YOUR OBJECTIVE:
Return every line below as is, leaving out the pictures.

DATA SECTION:
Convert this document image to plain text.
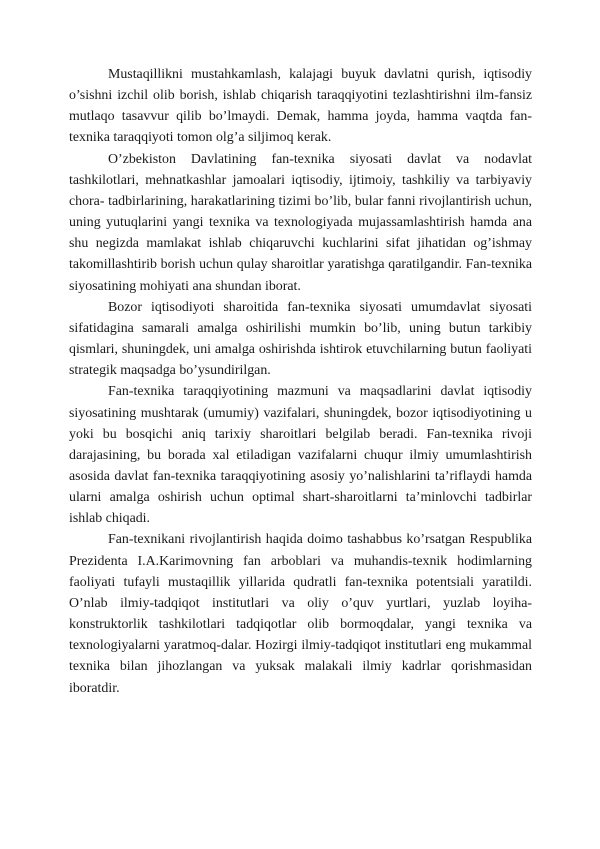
Mustaqillikni mustahkamlash, kalajagi buyuk davlatni qurish, iqtisodiy o’sishni izchil olib borish, ishlab chiqarish taraqqiyotini tezlashtirishni ilm-fansiz mutlaqo tasavvur qilib bo’lmaydi. Demak, hamma joyda, hamma vaqtda fan-texnika taraqqiyoti tomon olg’a siljimoq kerak.

O’zbekiston Davlatining fan-texnika siyosati davlat va nodavlat tashkilotlari, mehnatkashlar jamoalari iqtisodiy, ijtimoiy, tashkiliy va tarbiyaviy chora- tadbirlarining, harakatlarining tizimi bo’lib, bular fanni rivojlantirish uchun, uning yutuqlarini yangi texnika va texnologiyada mujassamlashtirish hamda ana shu negizda mamlakat ishlab chiqaruvchi kuchlarini sifat jihatidan og’ishmay takomillashtirib borish uchun qulay sharoitlar yaratishga qaratilgandir. Fan-texnika siyosatining mohiyati ana shundan iborat.

Bozor iqtisodiyoti sharoitida fan-texnika siyosati umumdavlat siyosati sifatidagina samarali amalga oshirilishi mumkin bo’lib, uning butun tarkibiy qismlari, shuningdek, uni amalga oshirishda ishtirok etuvchilarning butun faoliyati strategik maqsadga bo’ysundirilgan.

Fan-texnika taraqqiyotining mazmuni va maqsadlarini davlat iqtisodiy siyosatining mushtarak (umumiy) vazifalari, shuningdek, bozor iqtisodiyotining u yoki bu bosqichi aniq tarixiy sharoitlari belgilab beradi. Fan-texnika rivoji darajasining, bu borada xal etiladigan vazifalarni chuqur ilmiy umumlashtirish asosida davlat fan-texnika taraqqiyotining asosiy yo’nalishlarini ta’riflaydi hamda ularni amalga oshirish uchun optimal shart-sharoitlarni ta’minlovchi tadbirlar ishlab chiqadi.

Fan-texnikani rivojlantirish haqida doimo tashabbus ko’rsatgan Respublika Prezidenta I.A.Karimovning fan arboblari va muhandis-texnik hodimlarning faoliyati tufayli mustaqillik yillarida qudratli fan-texnika potentsiali yaratildi. O’nlab ilmiy-tadqiqot institutlari va oliy o’quv yurtlari, yuzlab loyiha-konstruktorlik tashkilotlari tadqiqotlar olib bormoqdalar, yangi texnika va texnologiyalarni yaratmoq-dalar. Hozirgi ilmiy-tadqiqot institutlari eng mukammal texnika bilan jihozlangan va yuksak malakali ilmiy kadrlar qorishmasidan iboratdir.
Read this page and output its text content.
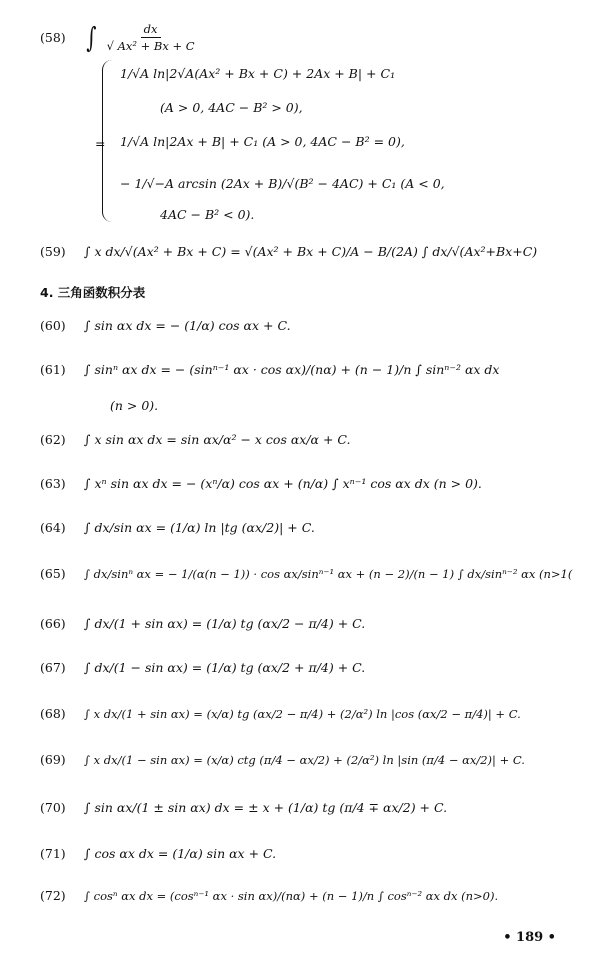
(58) ∫ $\frac{dx}{\text{√ Ax² + Bx + C}}$
=
1/√A ln|2√A(Ax² + Bx + C) + 2Ax + B| + C₁
(A > 0, 4AC − B² > 0),
1/√A ln|2Ax + B| + C₁ (A > 0, 4AC − B² = 0),
− 1/√−A arcsin (2Ax + B)/√(B² − 4AC) + C₁ (A < 0,
4AC − B² < 0).
(59)	∫ x dx/√(Ax² + Bx + C) = √(Ax² + Bx + C)/A − B/(2A) ∫ dx/√(Ax²+Bx+C)
4. 三角函数积分表
(60)	∫ sin αx dx = − (1/α) cos αx + C.
(61)	∫ sinⁿ αx dx = − (sinⁿ⁻¹ αx · cos αx)/(nα) + (n − 1)/n ∫ sinⁿ⁻² αx dx
(n > 0).
(62)	∫ x sin αx dx = sin αx/α² − x cos αx/α + C.
(63)	∫ xⁿ sin αx dx = − (xⁿ/α) cos αx + (n/α) ∫ xⁿ⁻¹ cos αx dx (n > 0).
(64)	∫ dx/sin αx = (1/α) ln |tg (αx/2)| + C.
(65)	∫ dx/sinⁿ αx = − 1/(α(n − 1)) · cos αx/sinⁿ⁻¹ αx + (n − 2)/(n − 1) ∫ dx/sinⁿ⁻² αx (n>1(
(66)	∫ dx/(1 + sin αx) = (1/α) tg (αx/2 − π/4) + C.
(67)	∫ dx/(1 − sin αx) = (1/α) tg (αx/2 + π/4) + C.
(68)	∫ x dx/(1 + sin αx) = (x/α) tg (αx/2 − π/4) + (2/α²) ln |cos (αx/2 − π/4)| + C.
(69)	∫ x dx/(1 − sin αx) = (x/α) ctg (π/4 − αx/2) + (2/α²) ln |sin (π/4 − αx/2)| + C.
(70)	∫ sin αx/(1 ± sin αx) dx = ± x + (1/α) tg (π/4 ∓ αx/2) + C.
(71)	∫ cos αx dx = (1/α) sin αx + C.
(72)	∫ cosⁿ αx dx = (cosⁿ⁻¹ αx · sin αx)/(nα) + (n − 1)/n ∫ cosⁿ⁻² αx dx (n>0).
• 189 •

ANSWER TO THIS PROBLEM:
Convert this document image to plain text.
Mustaqillikni mustahkamlash, kalajagi buyuk davlatni qurish, iqtisodiy o’sishni izchil olib borish, ishlab chiqarish taraqqiyotini tezlashtirishni ilm-fansiz mutlaqo tasavvur qilib bo’lmaydi. Demak, hamma joyda, hamma vaqtda fan-texnika taraqqiyoti tomon olg’a siljimoq kerak.

O’zbekiston Davlatining fan-texnika siyosati davlat va nodavlat tashkilotlari, mehnatkashlar jamoalari iqtisodiy, ijtimoiy, tashkiliy va tarbiyaviy chora- tadbirlarining, harakatlarining tizimi bo’lib, bular fanni rivojlantirish uchun, uning yutuqlarini yangi texnika va texnologiyada mujassamlashtirish hamda ana shu negizda mamlakat ishlab chiqaruvchi kuchlarini sifat jihatidan og’ishmay takomillashtirib borish uchun qulay sharoitlar yaratishga qaratilgandir. Fan-texnika siyosatining mohiyati ana shundan iborat.

Bozor iqtisodiyoti sharoitida fan-texnika siyosati umumdavlat siyosati sifatidagina samarali amalga oshirilishi mumkin bo’lib, uning butun tarkibiy qismlari, shuningdek, uni amalga oshirishda ishtirok etuvchilarning butun faoliyati strategik maqsadga bo’ysundirilgan.

Fan-texnika taraqqiyotining mazmuni va maqsadlarini davlat iqtisodiy siyosatining mushtarak (umumiy) vazifalari, shuningdek, bozor iqtisodiyotining u yoki bu bosqichi aniq tarixiy sharoitlari belgilab beradi. Fan-texnika rivoji darajasining, bu borada xal etiladigan vazifalarni chuqur ilmiy umumlashtirish asosida davlat fan-texnika taraqqiyotining asosiy yo’nalishlarini ta’riflaydi hamda ularni amalga oshirish uchun optimal shart-sharoitlarni ta’minlovchi tadbirlar ishlab chiqadi.

Fan-texnikani rivojlantirish haqida doimo tashabbus ko’rsatgan Respublika Prezidenta I.A.Karimovning fan arboblari va muhandis-texnik hodimlarning faoliyati tufayli mustaqillik yillarida qudratli fan-texnika potentsiali yaratildi. O’nlab ilmiy-tadqiqot institutlari va oliy o’quv yurtlari, yuzlab loyiha-konstruktorlik tashkilotlari tadqiqotlar olib bormoqdalar, yangi texnika va texnologiyalarni yaratmoq-dalar. Hozirgi ilmiy-tadqiqot institutlari eng mukammal texnika bilan jihozlangan va yuksak malakali ilmiy kadrlar qorishmasidan iboratdir.
Read this page and output its text content.
(58) ∫ $\frac{dx}{\text{√ Ax² + Bx + C}}$
=
1/√A ln|2√A(Ax² + Bx + C) + 2Ax + B| + C₁
(A > 0, 4AC − B² > 0),
1/√A ln|2Ax + B| + C₁ (A > 0, 4AC − B² = 0),
− 1/√−A arcsin (2Ax + B)/√(B² − 4AC) + C₁ (A < 0,
4AC − B² < 0).
(59)	∫ x dx/√(Ax² + Bx + C) = √(Ax² + Bx + C)/A − B/(2A) ∫ dx/√(Ax²+Bx+C)
4. 三角函数积分表
(60)	∫ sin αx dx = − (1/α) cos αx + C.
(61)	∫ sinⁿ αx dx = − (sinⁿ⁻¹ αx · cos αx)/(nα) + (n − 1)/n ∫ sinⁿ⁻² αx dx
(n > 0).
(62)	∫ x sin αx dx = sin αx/α² − x cos αx/α + C.
(63)	∫ xⁿ sin αx dx = − (xⁿ/α) cos αx + (n/α) ∫ xⁿ⁻¹ cos αx dx (n > 0).
(64)	∫ dx/sin αx = (1/α) ln |tg (αx/2)| + C.
(65)	∫ dx/sinⁿ αx = − 1/(α(n − 1)) · cos αx/sinⁿ⁻¹ αx + (n − 2)/(n − 1) ∫ dx/sinⁿ⁻² αx (n>1(
(66)	∫ dx/(1 + sin αx) = (1/α) tg (αx/2 − π/4) + C.
(67)	∫ dx/(1 − sin αx) = (1/α) tg (αx/2 + π/4) + C.
(68)	∫ x dx/(1 + sin αx) = (x/α) tg (αx/2 − π/4) + (2/α²) ln |cos (αx/2 − π/4)| + C.
(69)	∫ x dx/(1 − sin αx) = (x/α) ctg (π/4 − αx/2) + (2/α²) ln |sin (π/4 − αx/2)| + C.
(70)	∫ sin αx/(1 ± sin αx) dx = ± x + (1/α) tg (π/4 ∓ αx/2) + C.
(71)	∫ cos αx dx = (1/α) sin αx + C.
(72)	∫ cosⁿ αx dx = (cosⁿ⁻¹ αx · sin αx)/(nα) + (n − 1)/n ∫ cosⁿ⁻² αx dx (n>0).
• 189 •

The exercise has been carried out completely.